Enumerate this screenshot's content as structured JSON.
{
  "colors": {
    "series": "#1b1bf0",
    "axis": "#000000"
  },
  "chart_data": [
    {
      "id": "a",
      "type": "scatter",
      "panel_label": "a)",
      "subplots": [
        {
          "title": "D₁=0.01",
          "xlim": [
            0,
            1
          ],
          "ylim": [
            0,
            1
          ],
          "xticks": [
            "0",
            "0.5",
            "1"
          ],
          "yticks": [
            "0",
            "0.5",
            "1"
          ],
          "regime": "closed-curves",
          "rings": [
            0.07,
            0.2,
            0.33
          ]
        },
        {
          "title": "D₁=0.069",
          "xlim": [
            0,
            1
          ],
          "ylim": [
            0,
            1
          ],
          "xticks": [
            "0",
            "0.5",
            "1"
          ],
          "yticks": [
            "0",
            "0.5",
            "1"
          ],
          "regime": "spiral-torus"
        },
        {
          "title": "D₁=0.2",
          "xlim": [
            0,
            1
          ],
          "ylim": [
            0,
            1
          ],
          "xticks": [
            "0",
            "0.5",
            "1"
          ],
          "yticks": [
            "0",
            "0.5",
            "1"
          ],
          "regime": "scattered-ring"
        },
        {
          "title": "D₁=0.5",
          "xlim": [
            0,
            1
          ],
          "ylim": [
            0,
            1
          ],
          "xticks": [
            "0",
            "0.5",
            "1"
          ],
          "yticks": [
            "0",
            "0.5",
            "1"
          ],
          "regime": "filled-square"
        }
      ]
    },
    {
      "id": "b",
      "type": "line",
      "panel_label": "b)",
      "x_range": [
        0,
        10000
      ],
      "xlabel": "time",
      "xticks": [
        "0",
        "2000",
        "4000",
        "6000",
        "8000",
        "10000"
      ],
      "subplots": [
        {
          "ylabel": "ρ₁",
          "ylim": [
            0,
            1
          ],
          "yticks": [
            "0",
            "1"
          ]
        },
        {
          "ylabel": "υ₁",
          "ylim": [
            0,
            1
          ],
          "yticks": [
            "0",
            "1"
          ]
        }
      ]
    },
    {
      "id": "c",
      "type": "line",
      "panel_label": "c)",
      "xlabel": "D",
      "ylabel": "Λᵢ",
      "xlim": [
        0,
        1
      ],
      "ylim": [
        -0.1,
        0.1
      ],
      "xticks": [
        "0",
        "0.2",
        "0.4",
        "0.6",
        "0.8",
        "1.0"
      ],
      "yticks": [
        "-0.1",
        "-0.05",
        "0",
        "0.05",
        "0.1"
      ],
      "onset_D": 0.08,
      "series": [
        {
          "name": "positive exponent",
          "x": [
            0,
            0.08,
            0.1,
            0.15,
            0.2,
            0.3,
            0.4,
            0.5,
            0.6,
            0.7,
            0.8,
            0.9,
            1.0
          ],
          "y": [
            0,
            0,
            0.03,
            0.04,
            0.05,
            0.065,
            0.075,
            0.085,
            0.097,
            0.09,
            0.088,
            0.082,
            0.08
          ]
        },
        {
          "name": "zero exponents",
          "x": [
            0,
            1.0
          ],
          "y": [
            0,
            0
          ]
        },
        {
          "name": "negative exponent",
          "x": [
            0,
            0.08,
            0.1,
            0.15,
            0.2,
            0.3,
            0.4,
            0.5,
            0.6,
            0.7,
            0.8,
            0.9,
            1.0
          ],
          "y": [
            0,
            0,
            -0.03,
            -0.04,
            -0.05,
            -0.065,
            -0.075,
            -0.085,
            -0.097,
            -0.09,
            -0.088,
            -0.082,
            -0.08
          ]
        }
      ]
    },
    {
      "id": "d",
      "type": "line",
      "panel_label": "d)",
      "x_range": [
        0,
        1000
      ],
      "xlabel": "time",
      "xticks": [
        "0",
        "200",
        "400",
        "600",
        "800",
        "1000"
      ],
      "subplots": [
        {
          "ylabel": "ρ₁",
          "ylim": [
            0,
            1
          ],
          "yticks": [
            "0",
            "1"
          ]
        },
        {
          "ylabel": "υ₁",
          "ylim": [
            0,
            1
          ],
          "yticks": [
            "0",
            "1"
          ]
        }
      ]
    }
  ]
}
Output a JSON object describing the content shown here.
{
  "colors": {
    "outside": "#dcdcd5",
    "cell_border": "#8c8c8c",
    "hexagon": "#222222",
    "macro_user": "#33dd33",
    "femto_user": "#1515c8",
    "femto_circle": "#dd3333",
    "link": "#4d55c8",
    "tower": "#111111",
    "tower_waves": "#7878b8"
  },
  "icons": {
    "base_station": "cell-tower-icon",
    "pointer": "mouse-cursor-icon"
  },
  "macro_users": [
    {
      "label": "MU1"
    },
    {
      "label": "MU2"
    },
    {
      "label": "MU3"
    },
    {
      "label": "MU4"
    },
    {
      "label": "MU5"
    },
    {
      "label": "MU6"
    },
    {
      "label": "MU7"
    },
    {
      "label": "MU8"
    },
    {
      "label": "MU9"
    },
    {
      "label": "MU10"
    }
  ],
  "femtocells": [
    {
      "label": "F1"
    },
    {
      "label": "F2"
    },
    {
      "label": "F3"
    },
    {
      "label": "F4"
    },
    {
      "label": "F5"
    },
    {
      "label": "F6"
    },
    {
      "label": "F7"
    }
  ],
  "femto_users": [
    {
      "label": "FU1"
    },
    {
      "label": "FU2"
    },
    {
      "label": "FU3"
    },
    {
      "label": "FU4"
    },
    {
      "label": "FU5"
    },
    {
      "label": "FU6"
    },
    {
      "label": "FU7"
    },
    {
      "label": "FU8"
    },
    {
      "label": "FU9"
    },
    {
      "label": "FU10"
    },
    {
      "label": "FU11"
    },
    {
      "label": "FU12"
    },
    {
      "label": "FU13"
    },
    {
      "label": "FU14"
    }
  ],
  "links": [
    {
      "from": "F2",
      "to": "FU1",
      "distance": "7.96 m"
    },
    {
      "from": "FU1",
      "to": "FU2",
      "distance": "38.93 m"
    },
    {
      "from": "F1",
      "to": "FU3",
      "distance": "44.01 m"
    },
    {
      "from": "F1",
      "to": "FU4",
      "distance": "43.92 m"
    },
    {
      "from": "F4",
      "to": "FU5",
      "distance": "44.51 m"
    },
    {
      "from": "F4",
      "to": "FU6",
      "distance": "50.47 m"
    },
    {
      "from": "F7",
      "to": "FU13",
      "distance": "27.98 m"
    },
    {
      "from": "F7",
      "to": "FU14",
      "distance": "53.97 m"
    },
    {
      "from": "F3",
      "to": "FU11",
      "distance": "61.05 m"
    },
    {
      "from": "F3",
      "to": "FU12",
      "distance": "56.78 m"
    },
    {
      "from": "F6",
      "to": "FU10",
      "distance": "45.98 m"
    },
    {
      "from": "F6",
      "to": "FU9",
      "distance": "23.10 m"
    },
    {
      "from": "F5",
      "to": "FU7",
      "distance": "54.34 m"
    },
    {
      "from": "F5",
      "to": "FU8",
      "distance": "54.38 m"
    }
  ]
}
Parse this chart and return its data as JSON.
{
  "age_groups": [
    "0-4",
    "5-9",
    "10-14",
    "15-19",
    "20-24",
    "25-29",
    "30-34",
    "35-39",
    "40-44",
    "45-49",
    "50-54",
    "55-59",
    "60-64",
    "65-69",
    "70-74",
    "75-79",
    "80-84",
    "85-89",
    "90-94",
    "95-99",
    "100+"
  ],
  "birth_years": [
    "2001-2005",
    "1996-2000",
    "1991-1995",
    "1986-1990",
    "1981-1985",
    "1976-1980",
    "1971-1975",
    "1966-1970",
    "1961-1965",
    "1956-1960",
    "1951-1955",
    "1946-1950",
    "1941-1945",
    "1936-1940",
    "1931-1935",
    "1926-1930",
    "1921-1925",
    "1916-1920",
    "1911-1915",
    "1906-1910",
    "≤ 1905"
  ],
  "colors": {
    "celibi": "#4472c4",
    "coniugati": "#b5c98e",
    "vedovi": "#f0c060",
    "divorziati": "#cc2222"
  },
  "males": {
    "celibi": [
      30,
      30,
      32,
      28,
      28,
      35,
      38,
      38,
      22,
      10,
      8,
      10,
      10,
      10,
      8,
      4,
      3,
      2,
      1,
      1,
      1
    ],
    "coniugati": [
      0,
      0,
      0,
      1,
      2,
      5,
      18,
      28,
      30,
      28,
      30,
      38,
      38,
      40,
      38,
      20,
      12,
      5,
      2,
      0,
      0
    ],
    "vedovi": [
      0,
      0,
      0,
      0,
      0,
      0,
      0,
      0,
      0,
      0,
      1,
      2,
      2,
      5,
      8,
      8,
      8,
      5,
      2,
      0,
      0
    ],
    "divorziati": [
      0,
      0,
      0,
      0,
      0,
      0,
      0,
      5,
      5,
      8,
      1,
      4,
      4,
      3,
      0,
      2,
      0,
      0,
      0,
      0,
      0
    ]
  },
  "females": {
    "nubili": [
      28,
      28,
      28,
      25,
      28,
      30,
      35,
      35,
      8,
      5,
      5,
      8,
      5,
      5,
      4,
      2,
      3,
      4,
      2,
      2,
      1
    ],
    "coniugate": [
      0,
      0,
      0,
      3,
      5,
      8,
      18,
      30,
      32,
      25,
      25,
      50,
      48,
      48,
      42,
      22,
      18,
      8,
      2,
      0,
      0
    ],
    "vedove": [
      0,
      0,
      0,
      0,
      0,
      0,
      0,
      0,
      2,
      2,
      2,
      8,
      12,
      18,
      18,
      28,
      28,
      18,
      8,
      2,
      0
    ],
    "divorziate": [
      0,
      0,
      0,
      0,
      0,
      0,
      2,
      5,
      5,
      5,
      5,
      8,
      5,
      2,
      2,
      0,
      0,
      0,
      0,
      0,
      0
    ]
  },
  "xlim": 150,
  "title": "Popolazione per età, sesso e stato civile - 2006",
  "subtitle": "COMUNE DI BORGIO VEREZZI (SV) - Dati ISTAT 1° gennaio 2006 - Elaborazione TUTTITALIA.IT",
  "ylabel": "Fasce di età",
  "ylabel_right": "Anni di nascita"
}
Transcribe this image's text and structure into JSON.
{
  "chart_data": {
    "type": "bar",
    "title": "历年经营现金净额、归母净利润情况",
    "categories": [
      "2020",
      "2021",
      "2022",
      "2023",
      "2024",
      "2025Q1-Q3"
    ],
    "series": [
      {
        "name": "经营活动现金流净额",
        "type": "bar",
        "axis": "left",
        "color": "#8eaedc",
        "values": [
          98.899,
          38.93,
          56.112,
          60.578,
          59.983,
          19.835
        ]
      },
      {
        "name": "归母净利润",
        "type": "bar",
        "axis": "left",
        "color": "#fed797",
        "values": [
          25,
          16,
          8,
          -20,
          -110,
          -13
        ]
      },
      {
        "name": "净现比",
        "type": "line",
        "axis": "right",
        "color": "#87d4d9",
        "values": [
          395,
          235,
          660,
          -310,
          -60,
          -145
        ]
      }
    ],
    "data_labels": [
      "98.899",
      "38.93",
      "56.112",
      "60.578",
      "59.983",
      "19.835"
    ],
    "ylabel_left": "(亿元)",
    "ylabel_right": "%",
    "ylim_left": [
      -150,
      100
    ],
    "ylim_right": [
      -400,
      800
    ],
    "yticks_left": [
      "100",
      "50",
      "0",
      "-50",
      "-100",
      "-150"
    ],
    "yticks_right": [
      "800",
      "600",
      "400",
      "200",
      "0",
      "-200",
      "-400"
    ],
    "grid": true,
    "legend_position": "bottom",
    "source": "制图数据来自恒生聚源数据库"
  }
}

**PROBLEM DESCRIPTION**
A line counts if it holds the word "JSON". How many lines of the entries count? Give the number only.

**WRITTEN RESPONSE**
4